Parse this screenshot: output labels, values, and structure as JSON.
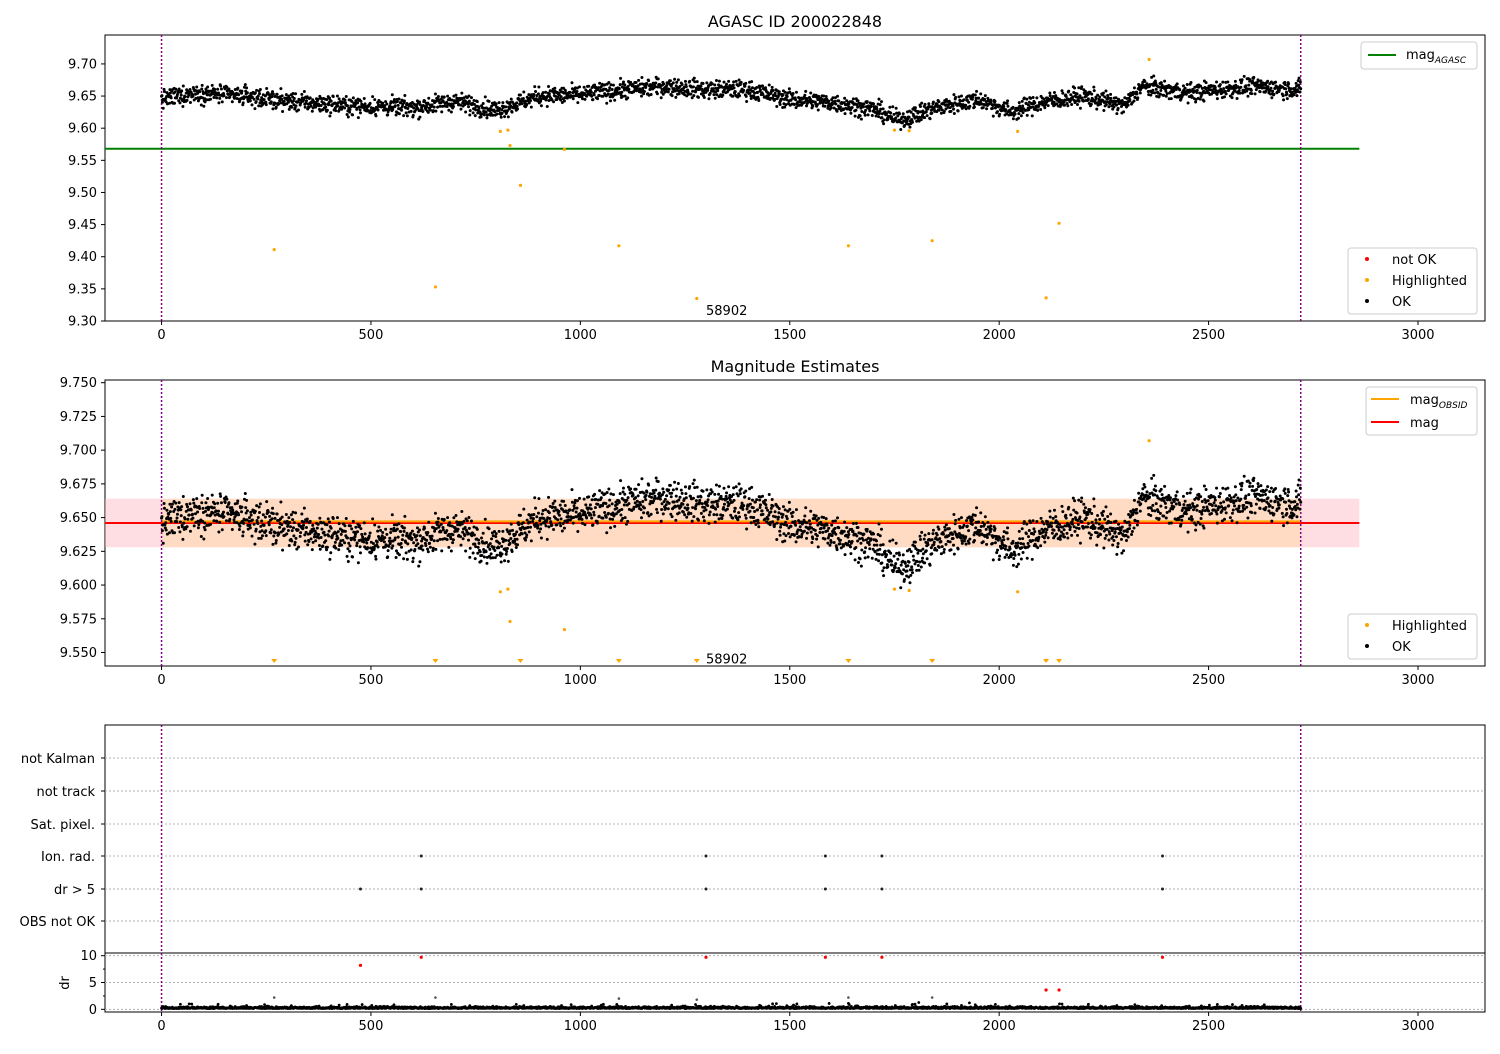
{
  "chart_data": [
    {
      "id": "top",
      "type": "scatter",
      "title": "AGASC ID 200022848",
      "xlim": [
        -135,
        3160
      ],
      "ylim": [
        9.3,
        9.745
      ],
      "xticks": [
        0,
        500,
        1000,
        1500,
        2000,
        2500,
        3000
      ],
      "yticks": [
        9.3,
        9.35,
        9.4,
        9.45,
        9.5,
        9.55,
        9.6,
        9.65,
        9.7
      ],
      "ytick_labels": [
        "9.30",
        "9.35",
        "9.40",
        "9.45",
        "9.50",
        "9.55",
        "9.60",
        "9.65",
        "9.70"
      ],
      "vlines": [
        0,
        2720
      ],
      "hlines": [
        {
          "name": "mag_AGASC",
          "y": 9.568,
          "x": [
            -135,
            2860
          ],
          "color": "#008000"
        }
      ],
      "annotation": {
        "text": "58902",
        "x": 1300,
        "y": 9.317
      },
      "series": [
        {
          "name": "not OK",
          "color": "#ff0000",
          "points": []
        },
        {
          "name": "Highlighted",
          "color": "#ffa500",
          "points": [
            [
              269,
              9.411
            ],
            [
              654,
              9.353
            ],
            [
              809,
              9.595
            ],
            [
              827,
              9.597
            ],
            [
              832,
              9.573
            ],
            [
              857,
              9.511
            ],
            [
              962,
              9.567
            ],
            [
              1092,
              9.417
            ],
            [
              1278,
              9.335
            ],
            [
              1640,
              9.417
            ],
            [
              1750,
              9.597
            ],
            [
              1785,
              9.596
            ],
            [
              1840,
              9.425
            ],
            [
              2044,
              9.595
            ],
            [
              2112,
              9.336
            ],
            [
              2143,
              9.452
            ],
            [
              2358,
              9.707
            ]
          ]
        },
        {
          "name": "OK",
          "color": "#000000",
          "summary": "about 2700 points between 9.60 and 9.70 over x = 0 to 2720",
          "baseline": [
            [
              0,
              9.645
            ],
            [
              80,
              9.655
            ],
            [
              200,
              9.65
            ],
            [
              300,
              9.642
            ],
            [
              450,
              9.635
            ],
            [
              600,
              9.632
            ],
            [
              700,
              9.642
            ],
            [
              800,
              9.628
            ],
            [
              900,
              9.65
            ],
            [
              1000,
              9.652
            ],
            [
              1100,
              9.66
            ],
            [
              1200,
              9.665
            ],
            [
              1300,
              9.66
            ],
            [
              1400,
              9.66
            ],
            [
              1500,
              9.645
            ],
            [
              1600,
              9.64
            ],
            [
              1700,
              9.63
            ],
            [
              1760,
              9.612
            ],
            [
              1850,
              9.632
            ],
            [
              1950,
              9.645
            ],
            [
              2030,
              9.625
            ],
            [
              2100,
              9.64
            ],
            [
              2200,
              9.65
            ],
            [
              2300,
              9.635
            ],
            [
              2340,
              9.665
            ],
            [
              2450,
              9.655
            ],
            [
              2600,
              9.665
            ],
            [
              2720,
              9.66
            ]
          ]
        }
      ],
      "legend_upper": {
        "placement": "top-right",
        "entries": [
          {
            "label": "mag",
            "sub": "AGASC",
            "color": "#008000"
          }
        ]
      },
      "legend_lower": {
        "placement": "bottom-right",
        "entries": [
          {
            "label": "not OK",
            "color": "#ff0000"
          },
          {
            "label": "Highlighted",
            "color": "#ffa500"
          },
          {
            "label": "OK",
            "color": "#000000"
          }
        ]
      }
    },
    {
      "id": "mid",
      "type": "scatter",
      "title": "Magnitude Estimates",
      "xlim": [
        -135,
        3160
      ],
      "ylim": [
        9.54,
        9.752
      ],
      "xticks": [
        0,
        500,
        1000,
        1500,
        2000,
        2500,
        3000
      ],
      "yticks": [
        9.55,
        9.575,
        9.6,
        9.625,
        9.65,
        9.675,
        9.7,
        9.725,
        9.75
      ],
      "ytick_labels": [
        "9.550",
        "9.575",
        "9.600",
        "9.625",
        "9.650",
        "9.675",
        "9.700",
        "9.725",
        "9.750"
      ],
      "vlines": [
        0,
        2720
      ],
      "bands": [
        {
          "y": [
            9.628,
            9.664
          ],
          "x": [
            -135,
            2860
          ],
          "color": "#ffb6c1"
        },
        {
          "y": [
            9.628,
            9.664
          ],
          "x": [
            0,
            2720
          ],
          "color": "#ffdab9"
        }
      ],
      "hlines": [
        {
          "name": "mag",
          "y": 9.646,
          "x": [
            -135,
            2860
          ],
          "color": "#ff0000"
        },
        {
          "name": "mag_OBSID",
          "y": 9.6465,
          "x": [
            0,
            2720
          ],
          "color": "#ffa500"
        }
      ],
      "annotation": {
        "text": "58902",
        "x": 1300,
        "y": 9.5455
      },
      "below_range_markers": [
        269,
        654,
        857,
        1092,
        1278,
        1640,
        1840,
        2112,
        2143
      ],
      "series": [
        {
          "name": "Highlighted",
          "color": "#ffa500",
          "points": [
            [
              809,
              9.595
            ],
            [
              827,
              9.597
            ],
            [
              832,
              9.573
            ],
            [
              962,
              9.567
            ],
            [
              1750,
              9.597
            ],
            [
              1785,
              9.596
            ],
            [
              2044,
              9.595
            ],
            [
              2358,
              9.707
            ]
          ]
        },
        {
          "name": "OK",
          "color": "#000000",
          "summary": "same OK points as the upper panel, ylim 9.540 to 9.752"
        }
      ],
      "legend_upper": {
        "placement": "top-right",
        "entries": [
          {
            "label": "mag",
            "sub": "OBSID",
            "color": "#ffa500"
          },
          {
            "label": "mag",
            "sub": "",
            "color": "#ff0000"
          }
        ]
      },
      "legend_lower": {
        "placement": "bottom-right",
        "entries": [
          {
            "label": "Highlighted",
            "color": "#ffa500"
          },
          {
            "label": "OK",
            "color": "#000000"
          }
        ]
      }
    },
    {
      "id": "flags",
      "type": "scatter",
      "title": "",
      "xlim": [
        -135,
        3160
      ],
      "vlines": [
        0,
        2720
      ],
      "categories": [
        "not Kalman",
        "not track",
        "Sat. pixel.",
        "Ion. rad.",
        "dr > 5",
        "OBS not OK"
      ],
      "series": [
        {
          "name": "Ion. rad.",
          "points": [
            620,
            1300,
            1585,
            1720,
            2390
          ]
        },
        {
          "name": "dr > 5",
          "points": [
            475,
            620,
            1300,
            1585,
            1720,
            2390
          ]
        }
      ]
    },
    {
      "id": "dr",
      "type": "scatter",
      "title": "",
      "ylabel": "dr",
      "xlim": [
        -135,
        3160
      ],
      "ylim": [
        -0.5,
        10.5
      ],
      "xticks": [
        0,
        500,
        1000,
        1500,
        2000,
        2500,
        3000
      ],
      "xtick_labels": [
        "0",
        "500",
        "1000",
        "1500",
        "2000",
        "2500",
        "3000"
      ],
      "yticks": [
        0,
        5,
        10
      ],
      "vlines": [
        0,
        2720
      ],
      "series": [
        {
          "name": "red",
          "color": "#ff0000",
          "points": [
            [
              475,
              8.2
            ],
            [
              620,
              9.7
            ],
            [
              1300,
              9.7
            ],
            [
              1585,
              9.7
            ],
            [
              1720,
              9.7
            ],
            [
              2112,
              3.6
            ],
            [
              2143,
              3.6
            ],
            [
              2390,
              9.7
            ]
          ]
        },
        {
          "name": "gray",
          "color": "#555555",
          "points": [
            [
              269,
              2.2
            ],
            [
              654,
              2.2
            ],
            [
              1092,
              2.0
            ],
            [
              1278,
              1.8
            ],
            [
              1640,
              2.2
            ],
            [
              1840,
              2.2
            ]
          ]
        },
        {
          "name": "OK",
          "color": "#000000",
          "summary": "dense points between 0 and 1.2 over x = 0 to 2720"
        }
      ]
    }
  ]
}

(Stated problem): Look through the data and show every line containing "over".

(Exercise solution):
          "summary": "about 2700 points between 9.60 and 9.70 over x = 0 to 2720",
          "summary": "dense points between 0 and 1.2 over x = 0 to 2720"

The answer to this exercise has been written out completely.